Task objective ▸ Reproduce all the material exactly, minus any pictures it holds.

Begin Information supplied

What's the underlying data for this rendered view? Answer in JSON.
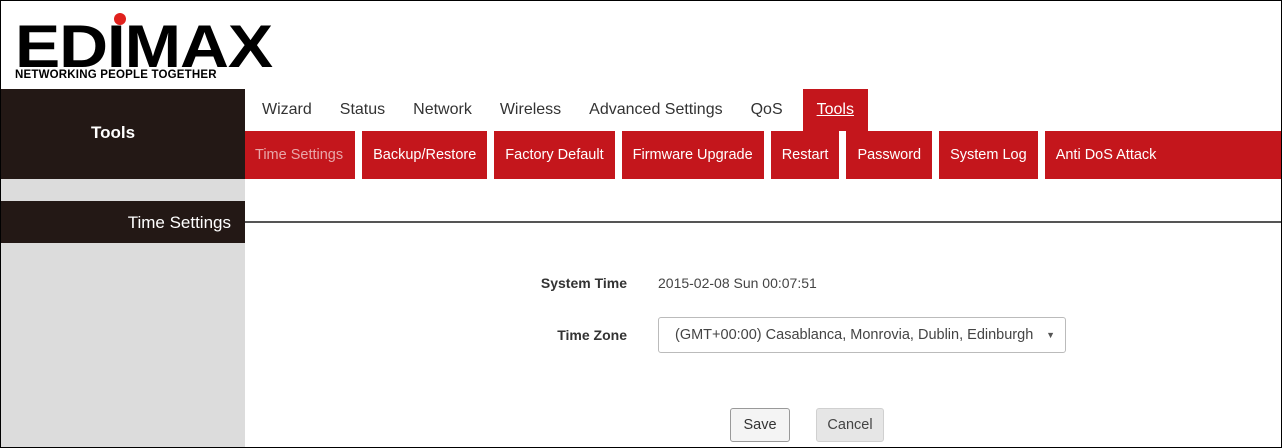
{
  "brand": {
    "logo_text": "EDIMAX",
    "tagline": "NETWORKING PEOPLE TOGETHER",
    "accent": "#e0211d"
  },
  "sidebar": {
    "title": "Tools",
    "section": "Time Settings"
  },
  "topnav": {
    "tabs": [
      "Wizard",
      "Status",
      "Network",
      "Wireless",
      "Advanced Settings",
      "QoS",
      "Tools"
    ],
    "active": "Tools"
  },
  "subnav": {
    "items": [
      "Time Settings",
      "Backup/Restore",
      "Factory Default",
      "Firmware Upgrade",
      "Restart",
      "Password",
      "System Log",
      "Anti DoS Attack"
    ],
    "current": "Time Settings"
  },
  "form": {
    "system_time_label": "System Time",
    "system_time_value": "2015-02-08 Sun 00:07:51",
    "time_zone_label": "Time Zone",
    "time_zone_value": "(GMT+00:00) Casablanca, Monrovia, Dublin, Edinburgh",
    "save_label": "Save",
    "cancel_label": "Cancel"
  },
  "colors": {
    "nav_red": "#c4161c",
    "panel_dark": "#231815",
    "panel_gray": "#dcdcdc"
  }
}
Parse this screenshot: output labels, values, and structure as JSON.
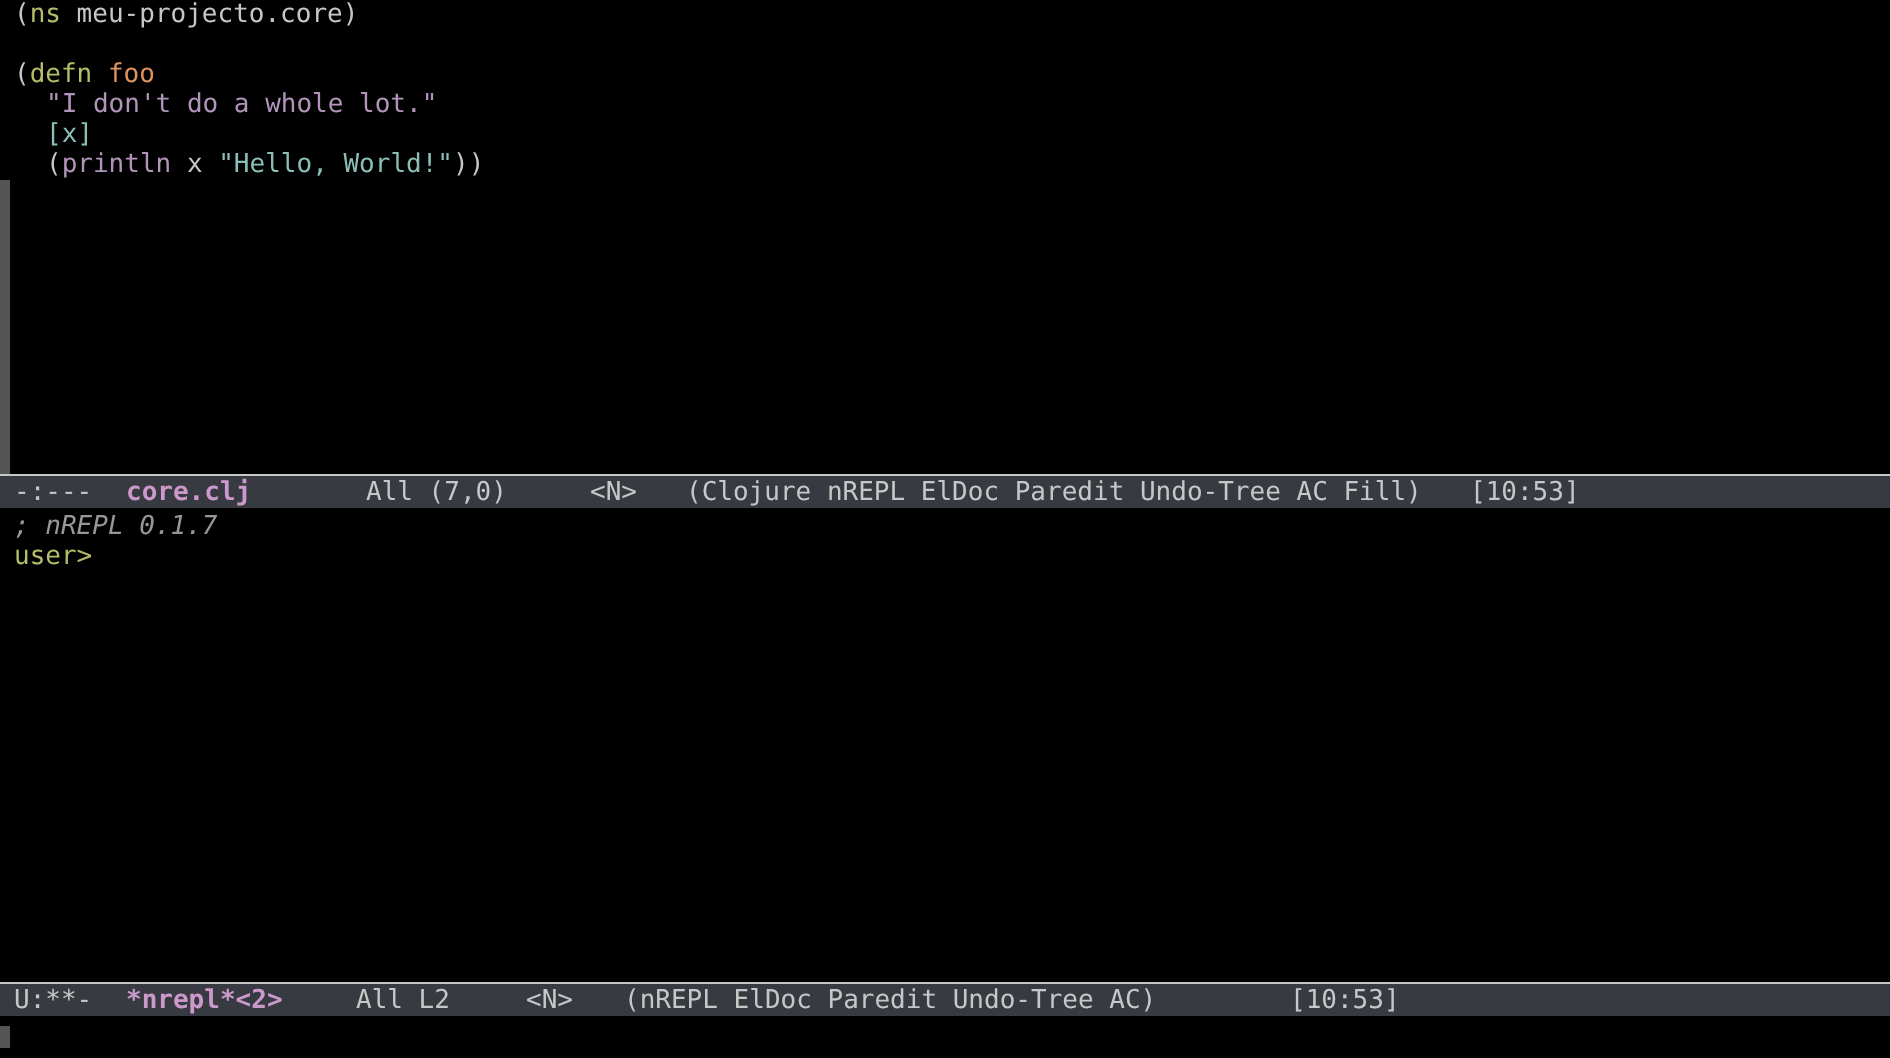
{
  "editor_window": {
    "lines": [
      {
        "indented": false,
        "blank_before": false,
        "tokens": [
          {
            "kind": "paren",
            "text": "("
          },
          {
            "kind": "keyword",
            "text": "ns"
          },
          {
            "kind": "plain",
            "text": " meu-projecto.core"
          },
          {
            "kind": "paren",
            "text": ")"
          }
        ]
      },
      {
        "indented": false,
        "blank_before": true,
        "tokens": [
          {
            "kind": "paren",
            "text": "("
          },
          {
            "kind": "keyword",
            "text": "defn"
          },
          {
            "kind": "name",
            "text": " foo"
          }
        ]
      },
      {
        "indented": true,
        "blank_before": false,
        "tokens": [
          {
            "kind": "docstring",
            "text": "\"I don't do a whole lot.\""
          }
        ]
      },
      {
        "indented": true,
        "blank_before": false,
        "tokens": [
          {
            "kind": "vector",
            "text": "[x]"
          }
        ]
      },
      {
        "indented": true,
        "blank_before": false,
        "tokens": [
          {
            "kind": "paren",
            "text": "("
          },
          {
            "kind": "docstring",
            "text": "println"
          },
          {
            "kind": "plain",
            "text": " x "
          },
          {
            "kind": "string",
            "text": "\"Hello, World!\""
          },
          {
            "kind": "paren",
            "text": "))"
          }
        ]
      }
    ]
  },
  "editor_mode_line": {
    "status": "-:---",
    "buffer": "core.clj",
    "position": "All (7,0)",
    "state": "<N>",
    "modes": "(Clojure nREPL ElDoc Paredit Undo-Tree AC Fill)",
    "time": "[10:53]"
  },
  "repl_window": {
    "comment": "; nREPL 0.1.7",
    "prompt": "user>"
  },
  "repl_mode_line": {
    "status": "U:**-",
    "buffer": "*nrepl*<2>",
    "position": "All L2",
    "state": "<N>",
    "modes": "(nREPL ElDoc Paredit Undo-Tree AC)",
    "time": "[10:53]"
  }
}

End Information supplied

Output for this exercise ▸
What's the underlying data for this rendered view? Answer in JSON.
{
  "brand": {
    "logo_text": "EDIMAX",
    "tagline": "NETWORKING PEOPLE TOGETHER",
    "accent": "#e0211d"
  },
  "sidebar": {
    "title": "Tools",
    "section": "Time Settings"
  },
  "topnav": {
    "tabs": [
      "Wizard",
      "Status",
      "Network",
      "Wireless",
      "Advanced Settings",
      "QoS",
      "Tools"
    ],
    "active": "Tools"
  },
  "subnav": {
    "items": [
      "Time Settings",
      "Backup/Restore",
      "Factory Default",
      "Firmware Upgrade",
      "Restart",
      "Password",
      "System Log",
      "Anti DoS Attack"
    ],
    "current": "Time Settings"
  },
  "form": {
    "system_time_label": "System Time",
    "system_time_value": "2015-02-08 Sun 00:07:51",
    "time_zone_label": "Time Zone",
    "time_zone_value": "(GMT+00:00) Casablanca, Monrovia, Dublin, Edinburgh",
    "save_label": "Save",
    "cancel_label": "Cancel"
  },
  "colors": {
    "nav_red": "#c4161c",
    "panel_dark": "#231815",
    "panel_gray": "#dcdcdc"
  }
}
Parse this screenshot: output labels, values, and structure as JSON.
{
  "editor_window": {
    "lines": [
      {
        "indented": false,
        "blank_before": false,
        "tokens": [
          {
            "kind": "paren",
            "text": "("
          },
          {
            "kind": "keyword",
            "text": "ns"
          },
          {
            "kind": "plain",
            "text": " meu-projecto.core"
          },
          {
            "kind": "paren",
            "text": ")"
          }
        ]
      },
      {
        "indented": false,
        "blank_before": true,
        "tokens": [
          {
            "kind": "paren",
            "text": "("
          },
          {
            "kind": "keyword",
            "text": "defn"
          },
          {
            "kind": "name",
            "text": " foo"
          }
        ]
      },
      {
        "indented": true,
        "blank_before": false,
        "tokens": [
          {
            "kind": "docstring",
            "text": "\"I don't do a whole lot.\""
          }
        ]
      },
      {
        "indented": true,
        "blank_before": false,
        "tokens": [
          {
            "kind": "vector",
            "text": "[x]"
          }
        ]
      },
      {
        "indented": true,
        "blank_before": false,
        "tokens": [
          {
            "kind": "paren",
            "text": "("
          },
          {
            "kind": "docstring",
            "text": "println"
          },
          {
            "kind": "plain",
            "text": " x "
          },
          {
            "kind": "string",
            "text": "\"Hello, World!\""
          },
          {
            "kind": "paren",
            "text": "))"
          }
        ]
      }
    ]
  },
  "editor_mode_line": {
    "status": "-:---",
    "buffer": "core.clj",
    "position": "All (7,0)",
    "state": "<N>",
    "modes": "(Clojure nREPL ElDoc Paredit Undo-Tree AC Fill)",
    "time": "[10:53]"
  },
  "repl_window": {
    "comment": "; nREPL 0.1.7",
    "prompt": "user>"
  },
  "repl_mode_line": {
    "status": "U:**-",
    "buffer": "*nrepl*<2>",
    "position": "All L2",
    "state": "<N>",
    "modes": "(nREPL ElDoc Paredit Undo-Tree AC)",
    "time": "[10:53]"
  }
}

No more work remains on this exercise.